• **Available records**:
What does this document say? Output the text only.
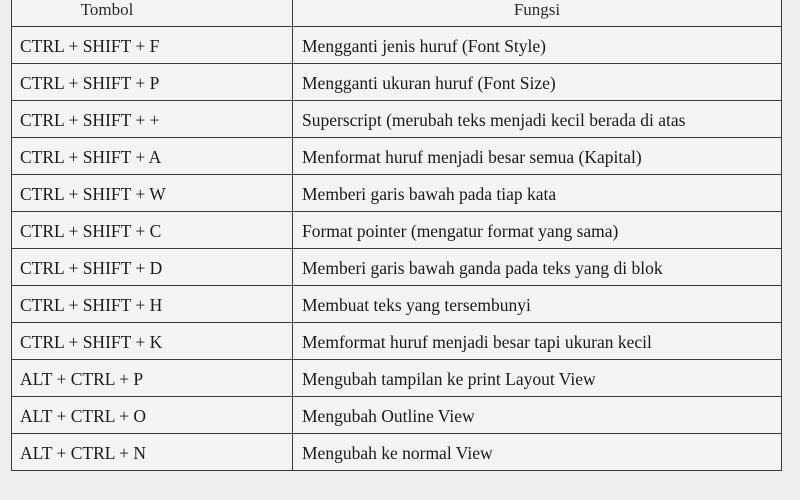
Tombol	Fungsi
CTRL + SHIFT + F	Mengganti jenis huruf (Font Style)
CTRL + SHIFT + P	Mengganti ukuran huruf (Font Size)
CTRL + SHIFT + +	Superscript (merubah teks menjadi kecil berada di atas
CTRL + SHIFT + A	Menformat huruf menjadi besar semua (Kapital)
CTRL + SHIFT + W	Memberi garis bawah pada tiap kata
CTRL + SHIFT + C	Format pointer (mengatur format yang sama)
CTRL + SHIFT + D	Memberi garis bawah ganda pada teks yang di blok
CTRL + SHIFT + H	Membuat teks yang tersembunyi
CTRL + SHIFT + K	Memformat huruf menjadi besar tapi ukuran kecil
ALT + CTRL + P	Mengubah tampilan ke print Layout View
ALT + CTRL + O	Mengubah Outline View
ALT + CTRL + N	Mengubah ke normal View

• **Required task**: Each line above is to be copied verbatim. Drop any image from the copy.

• **Solved problem**:
What does this document say? Output the text only.
Tombol	Fungsi
CTRL + SHIFT + F	Mengganti jenis huruf (Font Style)
CTRL + SHIFT + P	Mengganti ukuran huruf (Font Size)
CTRL + SHIFT + +	Superscript (merubah teks menjadi kecil berada di atas
CTRL + SHIFT + A	Menformat huruf menjadi besar semua (Kapital)
CTRL + SHIFT + W	Memberi garis bawah pada tiap kata
CTRL + SHIFT + C	Format pointer (mengatur format yang sama)
CTRL + SHIFT + D	Memberi garis bawah ganda pada teks yang di blok
CTRL + SHIFT + H	Membuat teks yang tersembunyi
CTRL + SHIFT + K	Memformat huruf menjadi besar tapi ukuran kecil
ALT + CTRL + P	Mengubah tampilan ke print Layout View
ALT + CTRL + O	Mengubah Outline View
ALT + CTRL + N	Mengubah ke normal View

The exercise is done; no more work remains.